Recorded data

------------------------------------------------

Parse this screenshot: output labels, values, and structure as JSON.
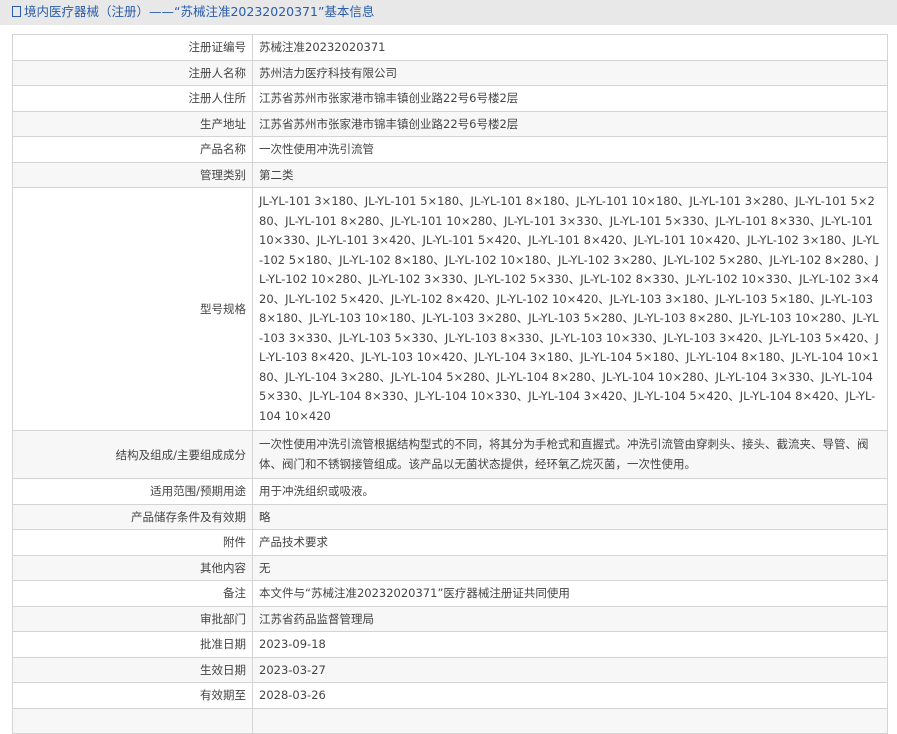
{
  "header": {
    "title": "境内医疗器械（注册）——“苏械注准20232020371”基本信息",
    "icon": "document-icon"
  },
  "rows": [
    {
      "label": "注册证编号",
      "value": "苏械注准20232020371"
    },
    {
      "label": "注册人名称",
      "value": "苏州洁力医疗科技有限公司"
    },
    {
      "label": "注册人住所",
      "value": "江苏省苏州市张家港市锦丰镇创业路22号6号楼2层"
    },
    {
      "label": "生产地址",
      "value": "江苏省苏州市张家港市锦丰镇创业路22号6号楼2层"
    },
    {
      "label": "产品名称",
      "value": "一次性使用冲洗引流管"
    },
    {
      "label": "管理类别",
      "value": "第二类"
    },
    {
      "label": "型号规格",
      "value": "JL-YL-101 3×180、JL-YL-101 5×180、JL-YL-101 8×180、JL-YL-101 10×180、JL-YL-101 3×280、JL-YL-101 5×280、JL-YL-101 8×280、JL-YL-101 10×280、JL-YL-101 3×330、JL-YL-101 5×330、JL-YL-101 8×330、JL-YL-101 10×330、JL-YL-101 3×420、JL-YL-101 5×420、JL-YL-101 8×420、JL-YL-101 10×420、JL-YL-102 3×180、JL-YL-102 5×180、JL-YL-102 8×180、JL-YL-102 10×180、JL-YL-102 3×280、JL-YL-102 5×280、JL-YL-102 8×280、JL-YL-102 10×280、JL-YL-102 3×330、JL-YL-102 5×330、JL-YL-102 8×330、JL-YL-102 10×330、JL-YL-102 3×420、JL-YL-102 5×420、JL-YL-102 8×420、JL-YL-102 10×420、JL-YL-103 3×180、JL-YL-103 5×180、JL-YL-103 8×180、JL-YL-103 10×180、JL-YL-103 3×280、JL-YL-103 5×280、JL-YL-103 8×280、JL-YL-103 10×280、JL-YL-103 3×330、JL-YL-103 5×330、JL-YL-103 8×330、JL-YL-103 10×330、JL-YL-103 3×420、JL-YL-103 5×420、JL-YL-103 8×420、JL-YL-103 10×420、JL-YL-104 3×180、JL-YL-104 5×180、JL-YL-104 8×180、JL-YL-104 10×180、JL-YL-104 3×280、JL-YL-104 5×280、JL-YL-104 8×280、JL-YL-104 10×280、JL-YL-104 3×330、JL-YL-104 5×330、JL-YL-104 8×330、JL-YL-104 10×330、JL-YL-104 3×420、JL-YL-104 5×420、JL-YL-104 8×420、JL-YL-104 10×420"
    },
    {
      "label": "结构及组成/主要组成成分",
      "value": "一次性使用冲洗引流管根据结构型式的不同，将其分为手枪式和直握式。冲洗引流管由穿刺头、接头、截流夹、导管、阀体、阀门和不锈钢接管组成。该产品以无菌状态提供，经环氧乙烷灭菌，一次性使用。"
    },
    {
      "label": "适用范围/预期用途",
      "value": "用于冲洗组织或吸液。"
    },
    {
      "label": "产品储存条件及有效期",
      "value": "略"
    },
    {
      "label": "附件",
      "value": "产品技术要求"
    },
    {
      "label": "其他内容",
      "value": "无"
    },
    {
      "label": "备注",
      "value": "本文件与“苏械注准20232020371”医疗器械注册证共同使用"
    },
    {
      "label": "审批部门",
      "value": "江苏省药品监督管理局"
    },
    {
      "label": "批准日期",
      "value": "2023-09-18"
    },
    {
      "label": "生效日期",
      "value": "2023-03-27"
    },
    {
      "label": "有效期至",
      "value": "2028-03-26"
    },
    {
      "label": "",
      "value": ""
    }
  ]
}
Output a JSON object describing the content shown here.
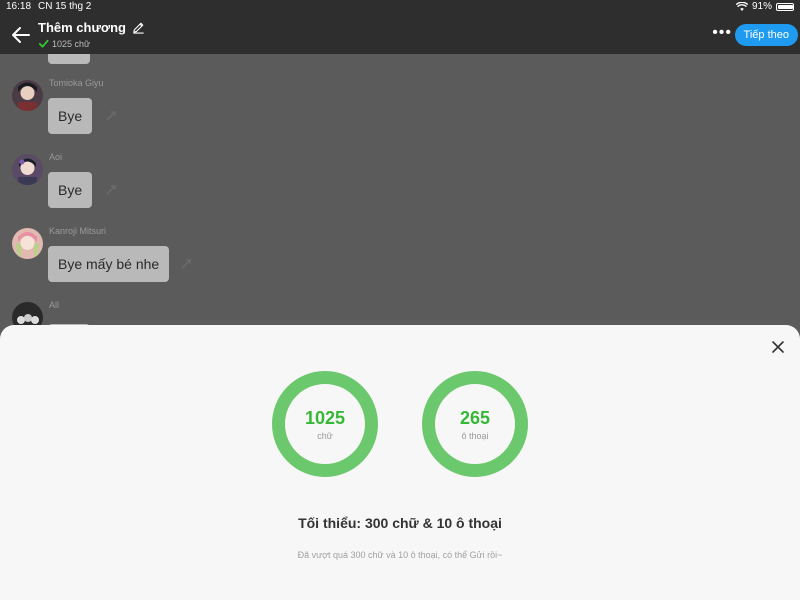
{
  "status_bar": {
    "time": "16:18",
    "date": "CN 15 thg 2",
    "battery": "91%",
    "battery_level": 0.91
  },
  "header": {
    "title": "Thêm chương",
    "word_count": "1025 chữ",
    "follow_button": "Tiếp theo",
    "accent_color": "#1e9bf0"
  },
  "messages": [
    {
      "sender": "Tomioka Giyu",
      "text": "Bye",
      "avatar_color": "#3a2a35"
    },
    {
      "sender": "Aoi",
      "text": "Bye",
      "avatar_color": "#4a3a5a"
    },
    {
      "sender": "Kanroji Mitsuri",
      "text": "Bye mấy bé nhe",
      "avatar_color": "#d9a7a0"
    },
    {
      "sender": "All",
      "text": "",
      "avatar_color": "#2a2a2a"
    }
  ],
  "stats": {
    "words": {
      "value": "1025",
      "unit": "chữ"
    },
    "dialogues": {
      "value": "265",
      "unit": "ô thoại"
    },
    "ring_color": "#6cc86c",
    "value_color": "#36b836"
  },
  "minimum_text": "Tối thiểu: 300 chữ & 10 ô thoại",
  "note_text": "Đã vượt quá 300 chữ và 10 ô thoại, có thể Gửi rồi~"
}
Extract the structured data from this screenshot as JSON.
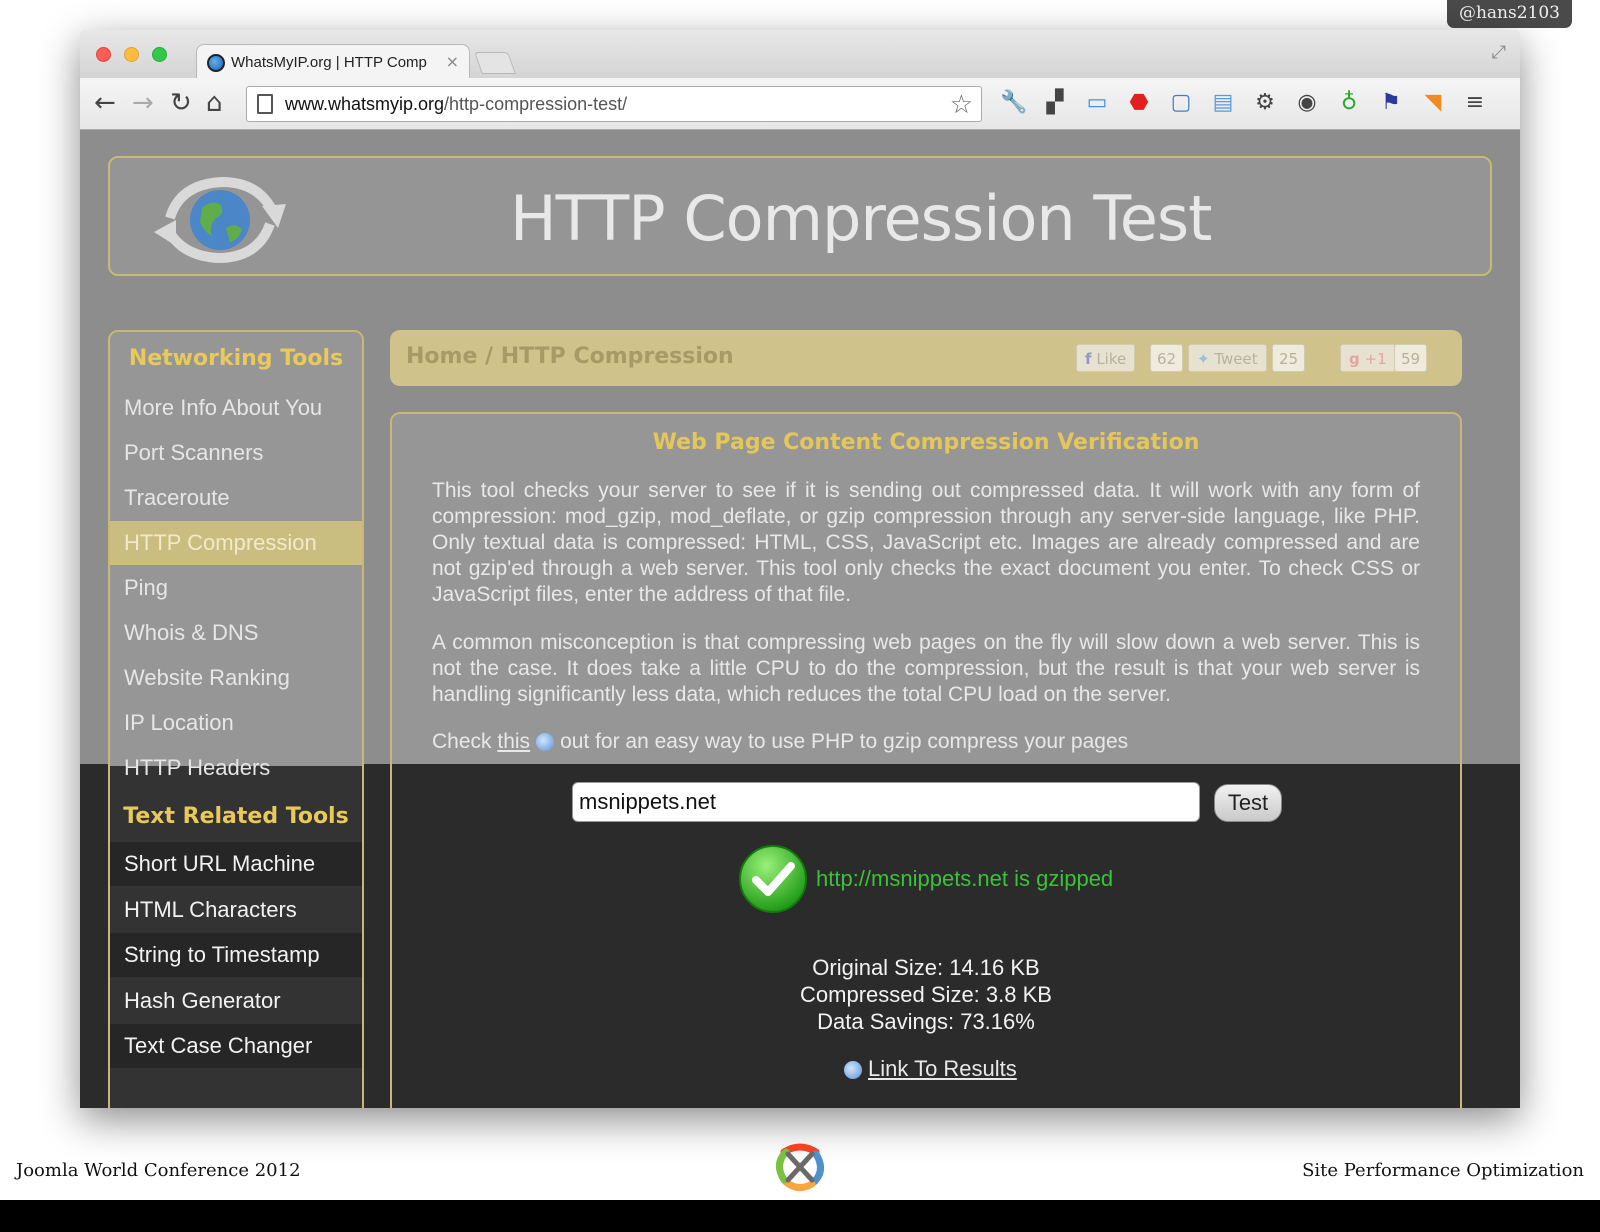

------------------------------------------------

Required work: Skip the pictures; extract only the lines from the line with "Output a JSON" through the final line of the material, exactly as they appear.

Complete answer:
Output a JSON object describing the content shown here.
{
  "status_bar": {
    "time": "16:18",
    "date": "CN 15 thg 2",
    "battery": "91%",
    "battery_level": 0.91
  },
  "header": {
    "title": "Thêm chương",
    "word_count": "1025 chữ",
    "follow_button": "Tiếp theo",
    "accent_color": "#1e9bf0"
  },
  "messages": [
    {
      "sender": "Tomioka Giyu",
      "text": "Bye",
      "avatar_color": "#3a2a35"
    },
    {
      "sender": "Aoi",
      "text": "Bye",
      "avatar_color": "#4a3a5a"
    },
    {
      "sender": "Kanroji Mitsuri",
      "text": "Bye mấy bé nhe",
      "avatar_color": "#d9a7a0"
    },
    {
      "sender": "All",
      "text": "",
      "avatar_color": "#2a2a2a"
    }
  ],
  "stats": {
    "words": {
      "value": "1025",
      "unit": "chữ"
    },
    "dialogues": {
      "value": "265",
      "unit": "ô thoại"
    },
    "ring_color": "#6cc86c",
    "value_color": "#36b836"
  },
  "minimum_text": "Tối thiểu: 300 chữ & 10 ô thoại",
  "note_text": "Đã vượt quá 300 chữ và 10 ô thoại, có thể Gửi rồi~"
}
Extract the structured data from this screenshot as JSON.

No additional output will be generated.